Please transcribe the material from the line with "quote-marks-icon <box>581 870 605 890</box>" to the line with "divider <box>0 958 720 960</box>", both included, reproducing every line precisely.

→ Entries provided
= = = =

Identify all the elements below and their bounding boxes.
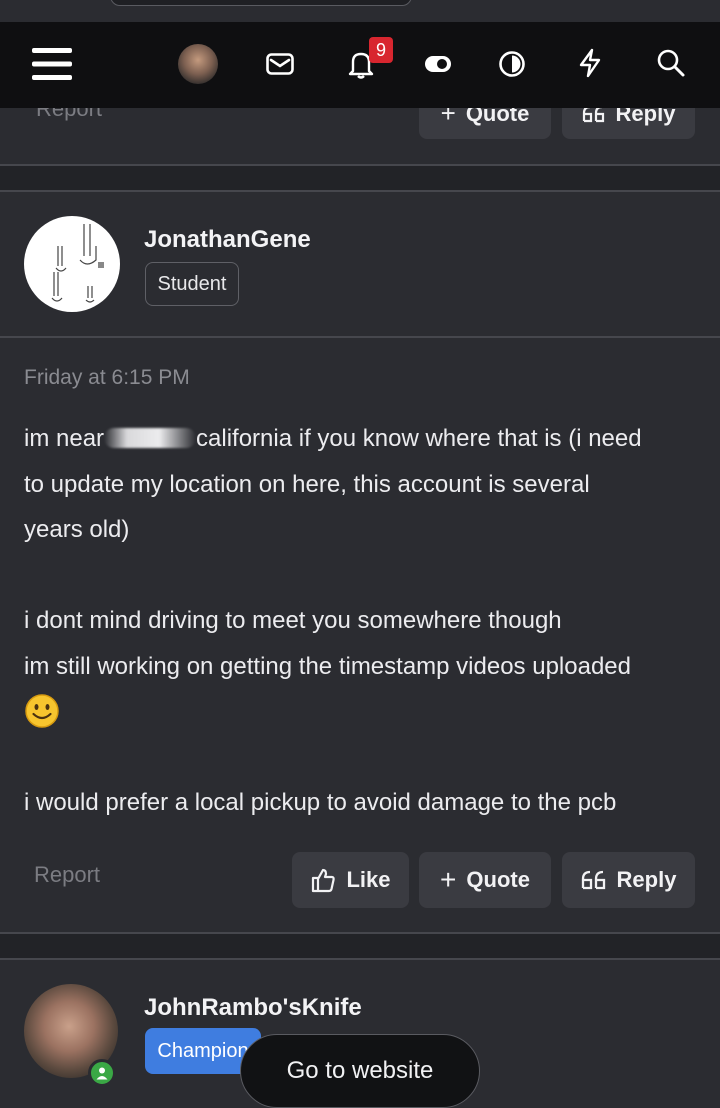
quote-marks-icon <box>581 870 605 890</box>
toggle-icon[interactable] <box>422 50 454 78</box>
like-button[interactable]: Like <box>292 852 409 908</box>
body-line: i dont mind driving to meet you somewher… <box>24 607 562 634</box>
body-line: to update my location on here, this acco… <box>24 470 590 498</box>
go-to-website-button[interactable]: Go to website <box>240 1034 480 1108</box>
top-pill <box>110 0 412 6</box>
quote-label: Quote <box>466 867 530 892</box>
notification-badge: 9 <box>369 37 393 63</box>
divider <box>0 336 720 338</box>
online-status-icon <box>88 1059 116 1087</box>
quote-button[interactable]: + Quote <box>419 852 551 908</box>
author-role-badge: Student <box>145 262 239 306</box>
hamburger-menu-icon[interactable] <box>30 44 74 84</box>
author-avatar[interactable] <box>24 216 120 312</box>
divider <box>0 958 720 960</box>
body-line: i would prefer a local pickup to avoid d… <box>24 789 617 816</box>
post-gap <box>0 166 720 190</box>
report-link[interactable]: Report <box>34 862 100 888</box>
lightning-icon[interactable] <box>574 46 606 80</box>
body-line: im still working on getting the timestam… <box>24 652 631 680</box>
smiley-emoji-icon <box>25 694 59 728</box>
redacted-text <box>104 428 197 448</box>
thumbs-up-icon <box>312 868 336 893</box>
user-avatar[interactable] <box>178 44 218 84</box>
body-line: im near california if you know where that… <box>24 416 704 462</box>
post-timestamp[interactable]: Friday at 6:15 PM <box>24 366 190 390</box>
body-line: years old) <box>24 516 130 543</box>
body-line <box>24 689 704 735</box>
next-author-username[interactable]: JohnRambo'sKnife <box>144 994 362 1022</box>
envelope-icon[interactable] <box>264 48 296 80</box>
reply-button[interactable]: Reply <box>562 852 695 908</box>
like-label: Like <box>346 867 391 892</box>
author-username[interactable]: JonathanGene <box>144 226 311 254</box>
post-gap <box>0 934 720 958</box>
contrast-icon[interactable] <box>496 48 528 80</box>
body-text-fragment: california if you know where that is (i … <box>196 425 642 452</box>
reply-label: Reply <box>616 867 677 892</box>
post-body: im near california if you know where that… <box>24 416 704 826</box>
search-icon[interactable] <box>654 46 688 80</box>
plus-icon: + <box>440 864 457 895</box>
body-text-fragment: im near <box>24 425 105 452</box>
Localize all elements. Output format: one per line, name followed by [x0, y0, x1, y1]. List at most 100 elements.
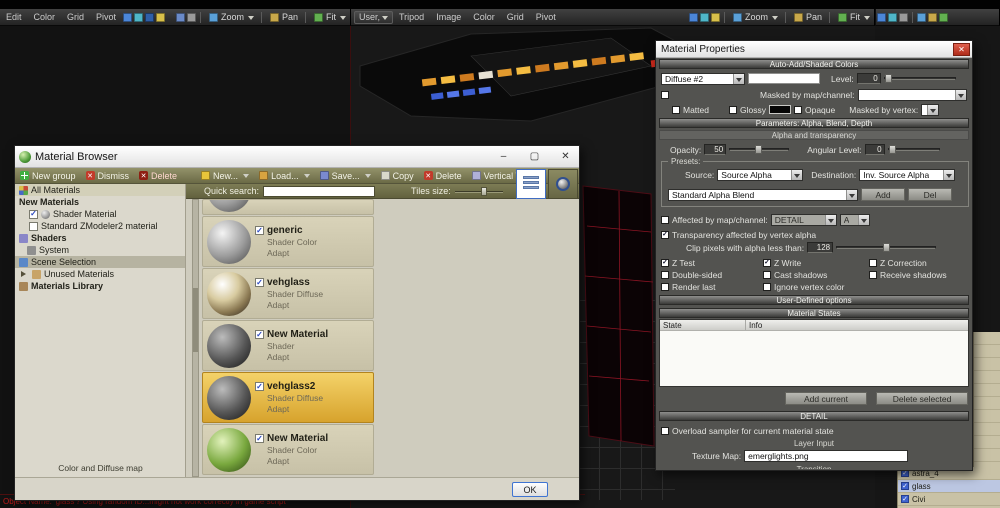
new-material-button[interactable]: New...	[196, 169, 254, 183]
opacity-slider[interactable]	[729, 145, 789, 154]
affected-map-checkbox[interactable]	[661, 216, 669, 224]
material-browser-titlebar[interactable]: Material Browser – ▢ ✕	[15, 146, 579, 168]
diffuse-color-swatch[interactable]	[748, 73, 820, 84]
snap-icon-2[interactable]	[711, 13, 720, 22]
flag-receive-shadows[interactable]: Receive shadows	[869, 268, 947, 281]
masked-vertex-select[interactable]	[921, 104, 939, 116]
shading-mode-icon[interactable]	[134, 13, 143, 22]
diffuse-channel-select[interactable]: Diffuse #2	[661, 73, 745, 85]
state-column-header[interactable]: State	[660, 320, 746, 330]
level-slider-thumb[interactable]	[885, 74, 892, 83]
scene-strip-row[interactable]	[974, 410, 1000, 423]
source-select[interactable]: Source Alpha	[717, 169, 803, 181]
zoom-button-2[interactable]: Zoom	[728, 12, 782, 23]
material-checkbox[interactable]	[255, 434, 264, 443]
menu-color[interactable]: Color	[28, 12, 62, 22]
overload-sampler-checkbox[interactable]	[661, 427, 669, 435]
zoom-button[interactable]: Zoom	[204, 12, 258, 23]
affected-channel-select[interactable]: A	[840, 214, 870, 226]
material-checkbox[interactable]	[255, 382, 264, 391]
scene-strip-row[interactable]	[974, 332, 1000, 345]
camera-icon[interactable]	[187, 13, 196, 22]
flag-ignore-vertex-color[interactable]: Ignore vertex color	[763, 280, 844, 293]
object-visibility-checkbox[interactable]	[901, 482, 909, 490]
masked-map-select[interactable]	[858, 89, 968, 101]
pan-button[interactable]: Pan	[265, 12, 302, 22]
tiles-view-button[interactable]	[516, 169, 546, 199]
scene-strip-row[interactable]	[974, 436, 1000, 449]
tree-item-unused-materials[interactable]: Unused Materials	[15, 268, 185, 280]
copy-material-button[interactable]: Copy	[376, 169, 419, 183]
double-sided-checkbox[interactable]	[661, 271, 669, 279]
opaque-checkbox[interactable]	[794, 106, 802, 114]
flag-render-last[interactable]: Render last	[661, 280, 715, 293]
tree-item-shader-material[interactable]: Shader Material	[15, 208, 185, 220]
material-tile-partial[interactable]	[202, 199, 374, 215]
menu-color-2[interactable]: Color	[467, 12, 501, 22]
menu-edit[interactable]: Edit	[0, 12, 28, 22]
angular-level-slider[interactable]	[888, 145, 940, 154]
delete-selected-button[interactable]: Delete selected	[876, 392, 968, 405]
shading-mode-icon-3[interactable]	[888, 13, 897, 22]
scene-object-row[interactable]: Civi	[898, 493, 1000, 506]
material-checkbox[interactable]	[255, 226, 264, 235]
clip-alpha-slider-thumb[interactable]	[883, 243, 890, 252]
menu-grid-2[interactable]: Grid	[501, 12, 530, 22]
material-search-button[interactable]	[548, 169, 578, 199]
vertex-alpha-checkbox[interactable]	[661, 231, 669, 239]
opacity-slider-thumb[interactable]	[755, 145, 762, 154]
add-preset-button[interactable]: Add	[861, 188, 905, 201]
material-states-table[interactable]: State Info	[659, 319, 969, 387]
glossy-checkbox[interactable]	[729, 106, 737, 114]
scene-object-row[interactable]: glass	[898, 480, 1000, 493]
expand-arrow-icon[interactable]	[21, 271, 29, 277]
shading-mode-icon-2[interactable]	[700, 13, 709, 22]
z-test-checkbox[interactable]	[661, 259, 669, 267]
fit-icon-3[interactable]	[939, 13, 948, 22]
scene-strip-row[interactable]	[974, 423, 1000, 436]
delete-material-button[interactable]: Delete	[419, 169, 467, 183]
cast-shadows-checkbox[interactable]	[763, 271, 771, 279]
menu-grid[interactable]: Grid	[61, 12, 90, 22]
scene-strip-row[interactable]	[974, 397, 1000, 410]
pan-icon-3[interactable]	[928, 13, 937, 22]
fit-button-2[interactable]: Fit	[833, 12, 874, 23]
material-tile-vehglass[interactable]: vehglass Shader Diffuse Adapt	[202, 268, 374, 319]
material-tile-generic[interactable]: generic Shader Color Adapt	[202, 216, 374, 267]
view-options-icon[interactable]	[176, 13, 185, 22]
ignore-vertex-color-checkbox[interactable]	[763, 283, 771, 291]
glossy-color-swatch[interactable]	[769, 105, 791, 114]
fit-button[interactable]: Fit	[309, 12, 350, 23]
tree-item-shaders[interactable]: Shaders	[15, 232, 185, 244]
display-mode-icon-3[interactable]	[877, 13, 886, 22]
tiles-size-slider[interactable]	[455, 187, 503, 196]
matted-checkbox[interactable]	[672, 106, 680, 114]
camera-icon-3[interactable]	[899, 13, 908, 22]
tree-item-standard-zmodeler2[interactable]: Standard ZModeler2 material	[15, 220, 185, 232]
tree-item-all-materials[interactable]: All Materials	[15, 184, 185, 196]
tiles-scrollbar[interactable]	[192, 199, 199, 477]
material-properties-titlebar[interactable]: Material Properties ✕	[656, 41, 972, 58]
display-mode-icon[interactable]	[123, 13, 132, 22]
close-icon[interactable]: ✕	[953, 43, 970, 56]
destination-select[interactable]: Inv. Source Alpha	[859, 169, 955, 181]
snap-icon[interactable]	[156, 13, 165, 22]
angular-level-slider-thumb[interactable]	[889, 145, 896, 154]
material-tile-new-material-2[interactable]: New Material Shader Color Adapt	[202, 424, 374, 475]
del-preset-button[interactable]: Del	[908, 188, 952, 201]
tree-item-system[interactable]: System	[15, 244, 185, 256]
scene-strip-row[interactable]	[974, 358, 1000, 371]
delete-group-button[interactable]: Delete	[134, 169, 182, 183]
info-column-header[interactable]: Info	[746, 320, 968, 330]
material-checkbox[interactable]	[255, 278, 264, 287]
scene-strip-row[interactable]	[974, 345, 1000, 358]
maximize-icon[interactable]: ▢	[521, 148, 548, 166]
material-checkbox[interactable]	[255, 330, 264, 339]
clip-alpha-slider[interactable]	[836, 243, 936, 252]
tree-item-materials-library[interactable]: Materials Library	[15, 280, 185, 292]
tiles-scrollbar-thumb[interactable]	[193, 288, 198, 352]
material-checkbox[interactable]	[29, 222, 38, 231]
object-visibility-checkbox[interactable]	[901, 495, 909, 503]
new-group-button[interactable]: New group	[15, 169, 81, 183]
affected-map-select[interactable]: DETAIL	[771, 214, 837, 226]
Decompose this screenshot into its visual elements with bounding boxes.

= = = =

→ Response below
quote-marks-icon <box>581 870 605 890</box>
toggle-icon[interactable] <box>422 50 454 78</box>
like-button[interactable]: Like <box>292 852 409 908</box>
body-line: i dont mind driving to meet you somewher… <box>24 607 562 634</box>
body-line: to update my location on here, this acco… <box>24 470 590 498</box>
go-to-website-button[interactable]: Go to website <box>240 1034 480 1108</box>
top-pill <box>110 0 412 6</box>
quote-label: Quote <box>466 867 530 892</box>
notification-badge: 9 <box>369 37 393 63</box>
divider <box>0 336 720 338</box>
online-status-icon <box>88 1059 116 1087</box>
quote-button[interactable]: + Quote <box>419 852 551 908</box>
author-role-badge: Student <box>145 262 239 306</box>
hamburger-menu-icon[interactable] <box>30 44 74 84</box>
author-avatar[interactable] <box>24 216 120 312</box>
divider <box>0 958 720 960</box>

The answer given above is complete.